Entries supplied:
<<<<

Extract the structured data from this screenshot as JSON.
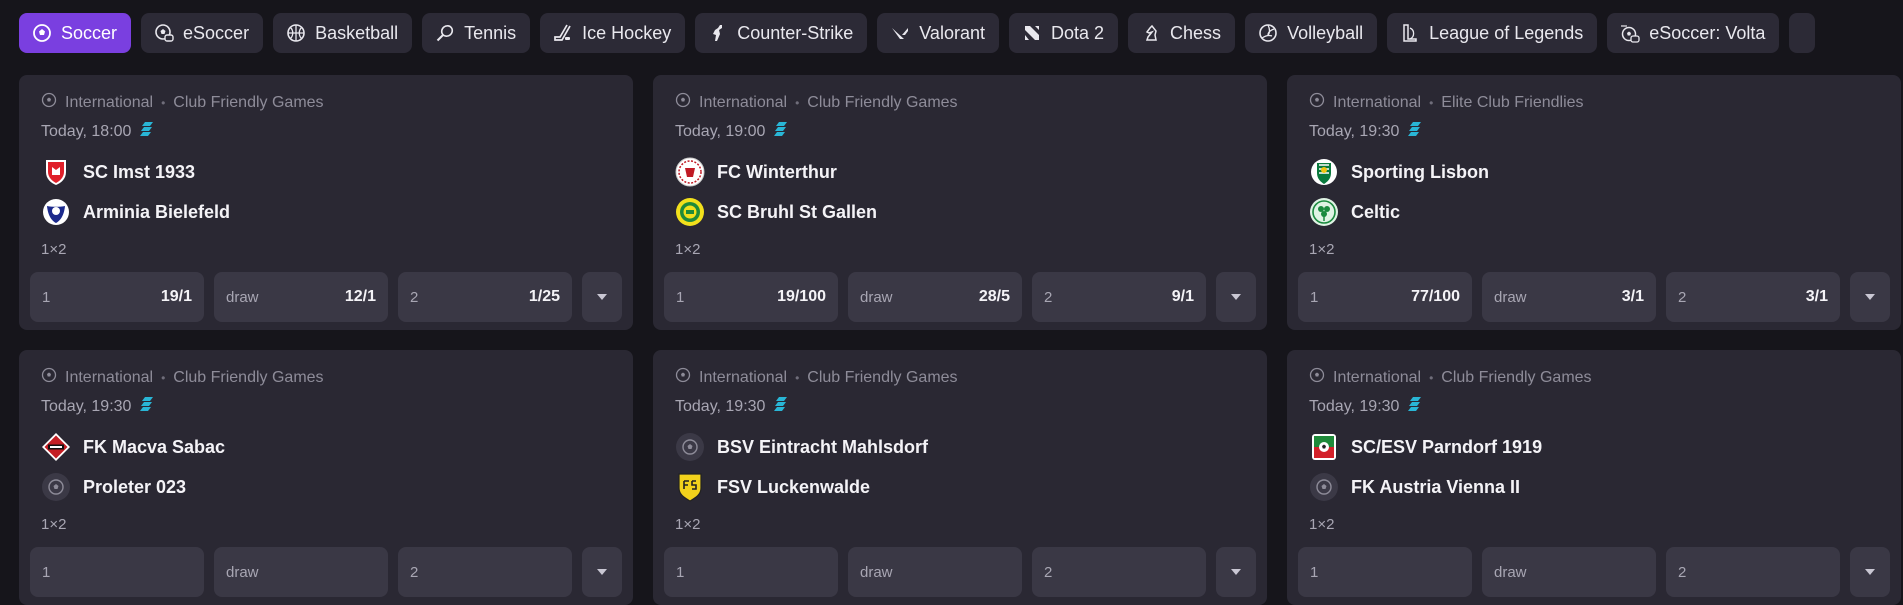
{
  "sports_tabs": [
    {
      "label": "Soccer",
      "icon": "soccer-ball-icon",
      "active": true
    },
    {
      "label": "eSoccer",
      "icon": "esoccer-icon",
      "active": false
    },
    {
      "label": "Basketball",
      "icon": "basketball-icon",
      "active": false
    },
    {
      "label": "Tennis",
      "icon": "tennis-racket-icon",
      "active": false
    },
    {
      "label": "Ice Hockey",
      "icon": "hockey-stick-icon",
      "active": false
    },
    {
      "label": "Counter-Strike",
      "icon": "counter-strike-icon",
      "active": false
    },
    {
      "label": "Valorant",
      "icon": "valorant-icon",
      "active": false
    },
    {
      "label": "Dota 2",
      "icon": "dota-icon",
      "active": false
    },
    {
      "label": "Chess",
      "icon": "chess-knight-icon",
      "active": false
    },
    {
      "label": "Volleyball",
      "icon": "volleyball-icon",
      "active": false
    },
    {
      "label": "League of Legends",
      "icon": "league-of-legends-icon",
      "active": false
    },
    {
      "label": "eSoccer: Volta",
      "icon": "esoccer-volta-icon",
      "active": false
    }
  ],
  "colors": {
    "active_tab": "#7a3fe0",
    "card_bg": "#2a2833",
    "odd_bg": "#3a3845",
    "live_stream_icon": "#29b6d6"
  },
  "matches": [
    {
      "region": "International",
      "league": "Club Friendly Games",
      "time": "Today, 18:00",
      "home": {
        "name": "SC Imst 1933",
        "crest": "red-shield-crest"
      },
      "away": {
        "name": "Arminia Bielefeld",
        "crest": "blue-white-crest"
      },
      "market": "1×2",
      "odds": [
        {
          "label": "1",
          "value": "19/1"
        },
        {
          "label": "draw",
          "value": "12/1"
        },
        {
          "label": "2",
          "value": "1/25"
        }
      ]
    },
    {
      "region": "International",
      "league": "Club Friendly Games",
      "time": "Today, 19:00",
      "home": {
        "name": "FC Winterthur",
        "crest": "red-white-round-crest"
      },
      "away": {
        "name": "SC Bruhl St Gallen",
        "crest": "yellow-green-round-crest"
      },
      "market": "1×2",
      "odds": [
        {
          "label": "1",
          "value": "19/100"
        },
        {
          "label": "draw",
          "value": "28/5"
        },
        {
          "label": "2",
          "value": "9/1"
        }
      ]
    },
    {
      "region": "International",
      "league": "Elite Club Friendlies",
      "time": "Today, 19:30",
      "home": {
        "name": "Sporting Lisbon",
        "crest": "green-lion-crest"
      },
      "away": {
        "name": "Celtic",
        "crest": "green-clover-crest"
      },
      "market": "1×2",
      "odds": [
        {
          "label": "1",
          "value": "77/100"
        },
        {
          "label": "draw",
          "value": "3/1"
        },
        {
          "label": "2",
          "value": "3/1"
        }
      ]
    },
    {
      "region": "International",
      "league": "Club Friendly Games",
      "time": "Today, 19:30",
      "home": {
        "name": "FK Macva Sabac",
        "crest": "red-diamond-crest"
      },
      "away": {
        "name": "Proleter 023",
        "crest": "generic-ball-crest"
      },
      "market": "1×2",
      "odds": [
        {
          "label": "1",
          "value": ""
        },
        {
          "label": "draw",
          "value": ""
        },
        {
          "label": "2",
          "value": ""
        }
      ]
    },
    {
      "region": "International",
      "league": "Club Friendly Games",
      "time": "Today, 19:30",
      "home": {
        "name": "BSV Eintracht Mahlsdorf",
        "crest": "generic-ball-crest"
      },
      "away": {
        "name": "FSV Luckenwalde",
        "crest": "yellow-fsv-crest"
      },
      "market": "1×2",
      "odds": [
        {
          "label": "1",
          "value": ""
        },
        {
          "label": "draw",
          "value": ""
        },
        {
          "label": "2",
          "value": ""
        }
      ]
    },
    {
      "region": "International",
      "league": "Club Friendly Games",
      "time": "Today, 19:30",
      "home": {
        "name": "SC/ESV Parndorf 1919",
        "crest": "green-red-shield-crest"
      },
      "away": {
        "name": "FK Austria Vienna II",
        "crest": "generic-ball-crest"
      },
      "market": "1×2",
      "odds": [
        {
          "label": "1",
          "value": ""
        },
        {
          "label": "draw",
          "value": ""
        },
        {
          "label": "2",
          "value": ""
        }
      ]
    }
  ]
}
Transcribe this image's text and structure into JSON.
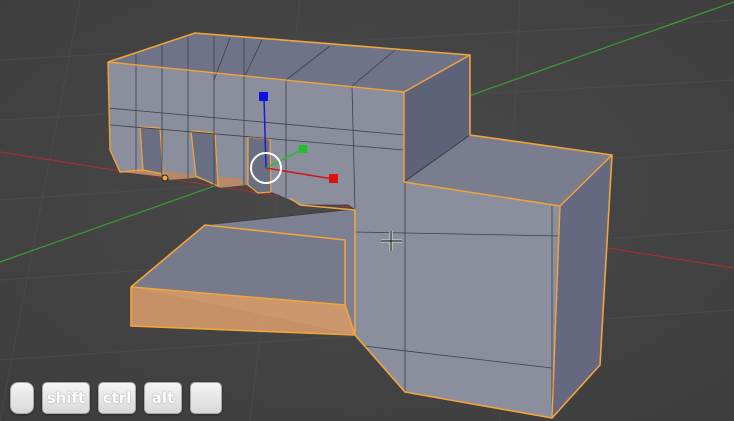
{
  "viewport": {
    "background": "#454545",
    "axis_colors": {
      "x": "#b42c2c",
      "y": "#3c9a3c",
      "z": "#2a2ab4"
    },
    "selection_color": "#f2a53a",
    "mesh_face_color": "#8a8d9a"
  },
  "gizmo": {
    "x_handle_color": "#e01010",
    "y_handle_color": "#20c020",
    "z_handle_color": "#1010e0"
  },
  "cursor_icon": "crosshair-cursor-icon",
  "key_overlay": {
    "mouse_icon": "mouse-icon",
    "shift_label": "shift",
    "ctrl_label": "ctrl",
    "alt_label": "alt",
    "extra_key_label": ""
  }
}
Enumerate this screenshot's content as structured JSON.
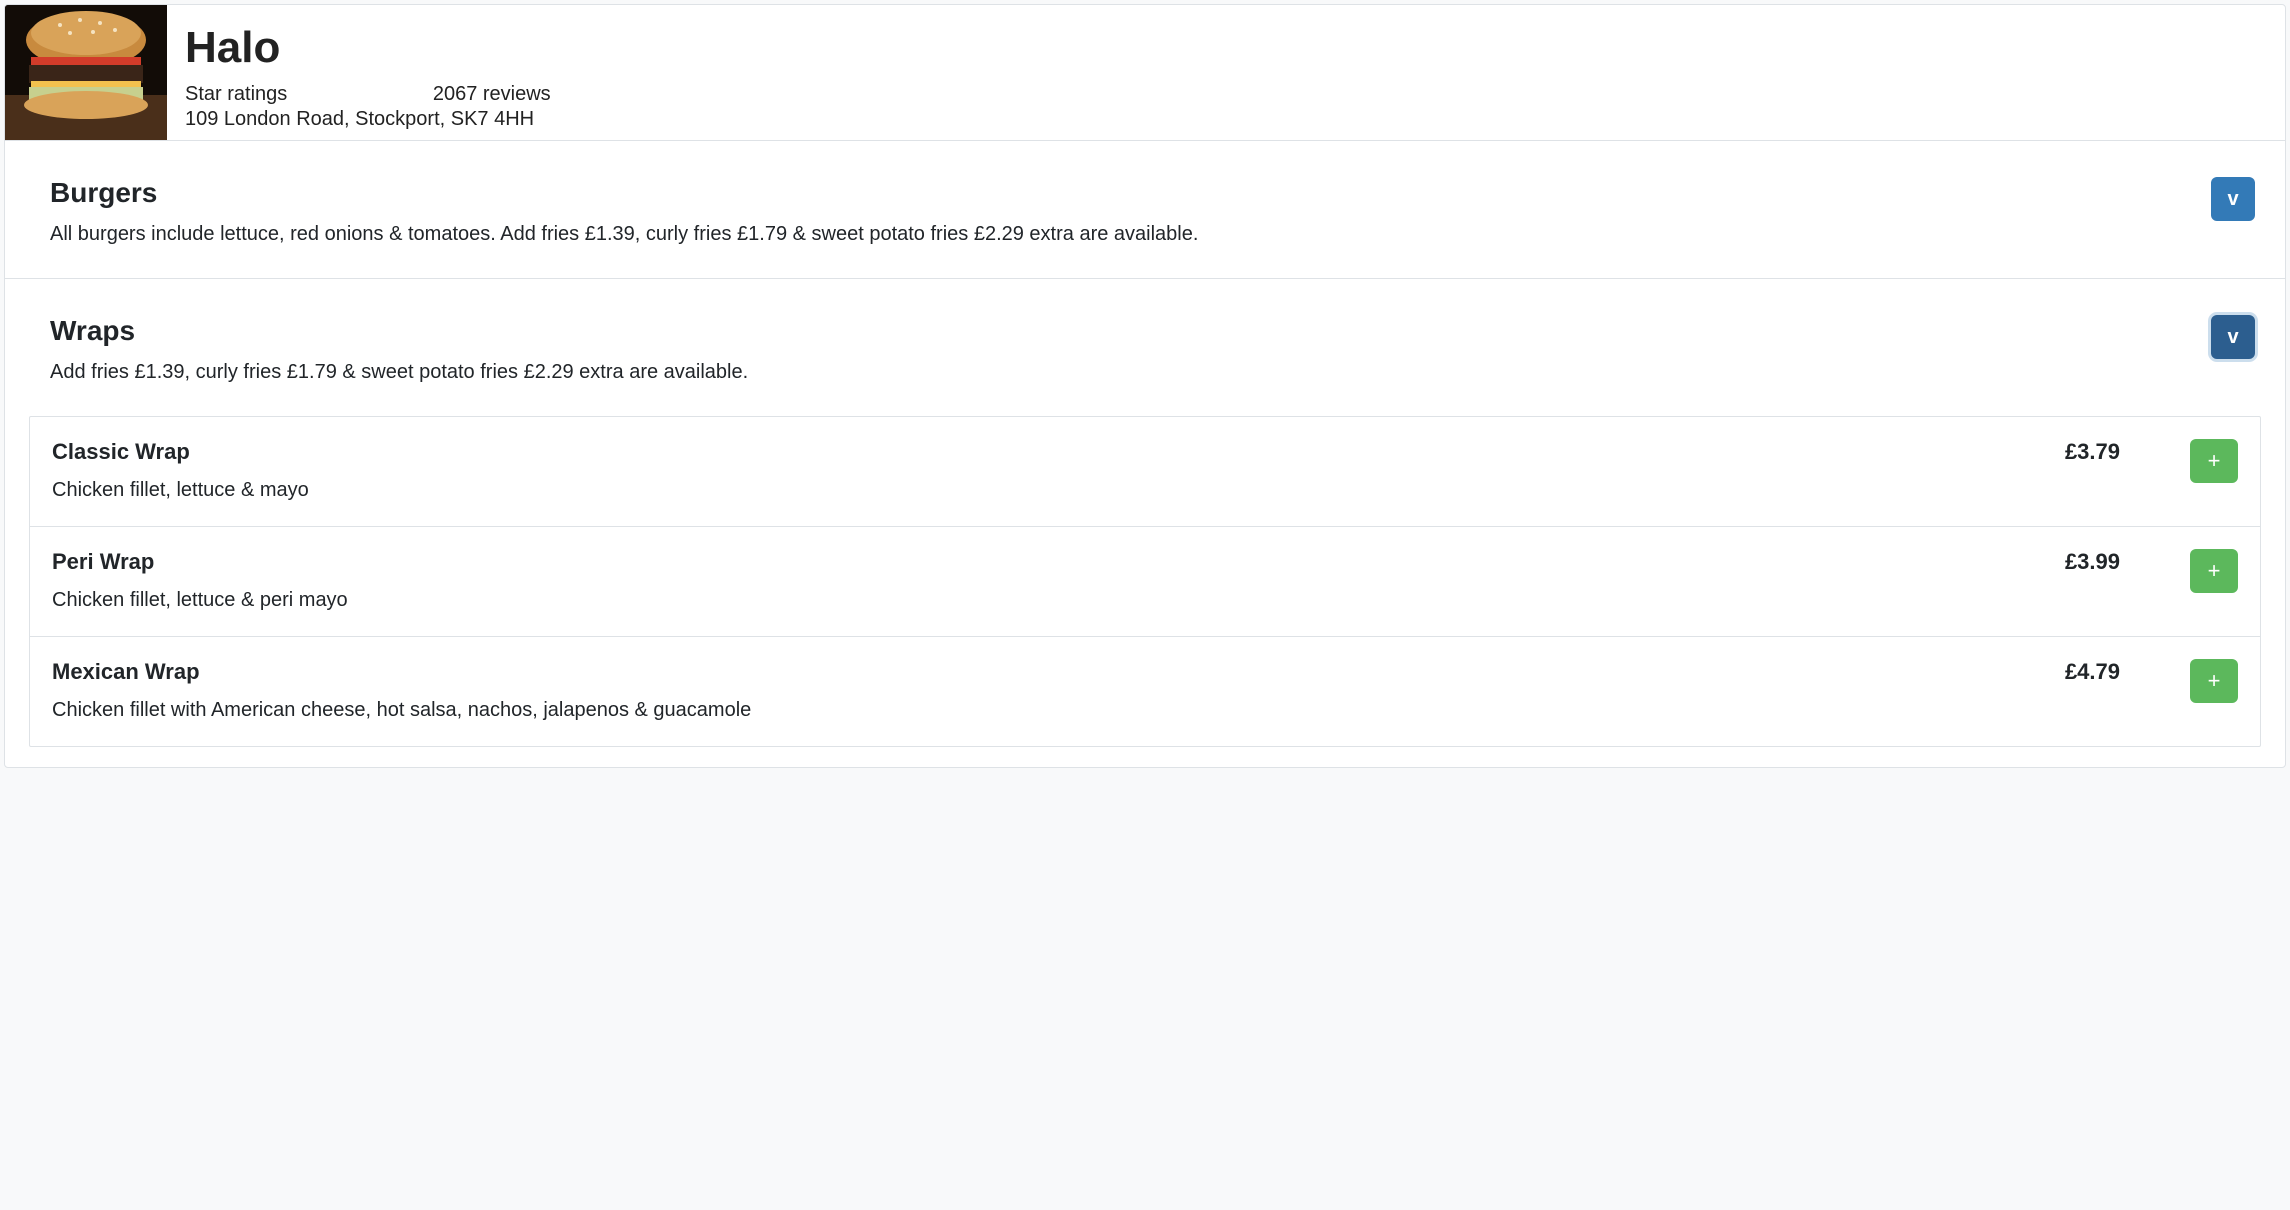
{
  "restaurant": {
    "name": "Halo",
    "star_label": "Star ratings",
    "reviews": "2067 reviews",
    "address": "109 London Road, Stockport, SK7 4HH"
  },
  "collapse_label": "v",
  "plus_label": "+",
  "sections": [
    {
      "title": "Burgers",
      "desc": "All burgers include lettuce, red onions & tomatoes. Add fries £1.39, curly fries £1.79 & sweet potato fries £2.29 extra are available.",
      "expanded": false,
      "items": []
    },
    {
      "title": "Wraps",
      "desc": "Add fries £1.39, curly fries £1.79 & sweet potato fries £2.29 extra are available.",
      "expanded": true,
      "items": [
        {
          "name": "Classic Wrap",
          "desc": "Chicken fillet, lettuce & mayo",
          "price": "£3.79"
        },
        {
          "name": "Peri Wrap",
          "desc": "Chicken fillet, lettuce & peri mayo",
          "price": "£3.99"
        },
        {
          "name": "Mexican Wrap",
          "desc": "Chicken fillet with American cheese, hot salsa, nachos, jalapenos & guacamole",
          "price": "£4.79"
        }
      ]
    }
  ]
}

>>>>

Exercise description: Repeat the material above in full and exactly, apart from the pictures.

Exercise output:
Extract the structured data from this screenshot as JSON.
{
  "sports_tabs": [
    {
      "label": "Soccer",
      "icon": "soccer-ball-icon",
      "active": true
    },
    {
      "label": "eSoccer",
      "icon": "esoccer-icon",
      "active": false
    },
    {
      "label": "Basketball",
      "icon": "basketball-icon",
      "active": false
    },
    {
      "label": "Tennis",
      "icon": "tennis-racket-icon",
      "active": false
    },
    {
      "label": "Ice Hockey",
      "icon": "hockey-stick-icon",
      "active": false
    },
    {
      "label": "Counter-Strike",
      "icon": "counter-strike-icon",
      "active": false
    },
    {
      "label": "Valorant",
      "icon": "valorant-icon",
      "active": false
    },
    {
      "label": "Dota 2",
      "icon": "dota-icon",
      "active": false
    },
    {
      "label": "Chess",
      "icon": "chess-knight-icon",
      "active": false
    },
    {
      "label": "Volleyball",
      "icon": "volleyball-icon",
      "active": false
    },
    {
      "label": "League of Legends",
      "icon": "league-of-legends-icon",
      "active": false
    },
    {
      "label": "eSoccer: Volta",
      "icon": "esoccer-volta-icon",
      "active": false
    }
  ],
  "colors": {
    "active_tab": "#7a3fe0",
    "card_bg": "#2a2833",
    "odd_bg": "#3a3845",
    "live_stream_icon": "#29b6d6"
  },
  "matches": [
    {
      "region": "International",
      "league": "Club Friendly Games",
      "time": "Today, 18:00",
      "home": {
        "name": "SC Imst 1933",
        "crest": "red-shield-crest"
      },
      "away": {
        "name": "Arminia Bielefeld",
        "crest": "blue-white-crest"
      },
      "market": "1×2",
      "odds": [
        {
          "label": "1",
          "value": "19/1"
        },
        {
          "label": "draw",
          "value": "12/1"
        },
        {
          "label": "2",
          "value": "1/25"
        }
      ]
    },
    {
      "region": "International",
      "league": "Club Friendly Games",
      "time": "Today, 19:00",
      "home": {
        "name": "FC Winterthur",
        "crest": "red-white-round-crest"
      },
      "away": {
        "name": "SC Bruhl St Gallen",
        "crest": "yellow-green-round-crest"
      },
      "market": "1×2",
      "odds": [
        {
          "label": "1",
          "value": "19/100"
        },
        {
          "label": "draw",
          "value": "28/5"
        },
        {
          "label": "2",
          "value": "9/1"
        }
      ]
    },
    {
      "region": "International",
      "league": "Elite Club Friendlies",
      "time": "Today, 19:30",
      "home": {
        "name": "Sporting Lisbon",
        "crest": "green-lion-crest"
      },
      "away": {
        "name": "Celtic",
        "crest": "green-clover-crest"
      },
      "market": "1×2",
      "odds": [
        {
          "label": "1",
          "value": "77/100"
        },
        {
          "label": "draw",
          "value": "3/1"
        },
        {
          "label": "2",
          "value": "3/1"
        }
      ]
    },
    {
      "region": "International",
      "league": "Club Friendly Games",
      "time": "Today, 19:30",
      "home": {
        "name": "FK Macva Sabac",
        "crest": "red-diamond-crest"
      },
      "away": {
        "name": "Proleter 023",
        "crest": "generic-ball-crest"
      },
      "market": "1×2",
      "odds": [
        {
          "label": "1",
          "value": ""
        },
        {
          "label": "draw",
          "value": ""
        },
        {
          "label": "2",
          "value": ""
        }
      ]
    },
    {
      "region": "International",
      "league": "Club Friendly Games",
      "time": "Today, 19:30",
      "home": {
        "name": "BSV Eintracht Mahlsdorf",
        "crest": "generic-ball-crest"
      },
      "away": {
        "name": "FSV Luckenwalde",
        "crest": "yellow-fsv-crest"
      },
      "market": "1×2",
      "odds": [
        {
          "label": "1",
          "value": ""
        },
        {
          "label": "draw",
          "value": ""
        },
        {
          "label": "2",
          "value": ""
        }
      ]
    },
    {
      "region": "International",
      "league": "Club Friendly Games",
      "time": "Today, 19:30",
      "home": {
        "name": "SC/ESV Parndorf 1919",
        "crest": "green-red-shield-crest"
      },
      "away": {
        "name": "FK Austria Vienna II",
        "crest": "generic-ball-crest"
      },
      "market": "1×2",
      "odds": [
        {
          "label": "1",
          "value": ""
        },
        {
          "label": "draw",
          "value": ""
        },
        {
          "label": "2",
          "value": ""
        }
      ]
    }
  ]
}
Transcribe this image's text and structure into JSON.
{
  "viewport": {
    "background": "#454545",
    "axis_colors": {
      "x": "#b42c2c",
      "y": "#3c9a3c",
      "z": "#2a2ab4"
    },
    "selection_color": "#f2a53a",
    "mesh_face_color": "#8a8d9a"
  },
  "gizmo": {
    "x_handle_color": "#e01010",
    "y_handle_color": "#20c020",
    "z_handle_color": "#1010e0"
  },
  "cursor_icon": "crosshair-cursor-icon",
  "key_overlay": {
    "mouse_icon": "mouse-icon",
    "shift_label": "shift",
    "ctrl_label": "ctrl",
    "alt_label": "alt",
    "extra_key_label": ""
  }
}
Enumerate this screenshot's content as structured JSON.
{
  "restaurant": {
    "name": "Halo",
    "star_label": "Star ratings",
    "reviews": "2067 reviews",
    "address": "109 London Road, Stockport, SK7 4HH"
  },
  "collapse_label": "v",
  "plus_label": "+",
  "sections": [
    {
      "title": "Burgers",
      "desc": "All burgers include lettuce, red onions & tomatoes. Add fries £1.39, curly fries £1.79 & sweet potato fries £2.29 extra are available.",
      "expanded": false,
      "items": []
    },
    {
      "title": "Wraps",
      "desc": "Add fries £1.39, curly fries £1.79 & sweet potato fries £2.29 extra are available.",
      "expanded": true,
      "items": [
        {
          "name": "Classic Wrap",
          "desc": "Chicken fillet, lettuce & mayo",
          "price": "£3.79"
        },
        {
          "name": "Peri Wrap",
          "desc": "Chicken fillet, lettuce & peri mayo",
          "price": "£3.99"
        },
        {
          "name": "Mexican Wrap",
          "desc": "Chicken fillet with American cheese, hot salsa, nachos, jalapenos & guacamole",
          "price": "£4.79"
        }
      ]
    }
  ]
}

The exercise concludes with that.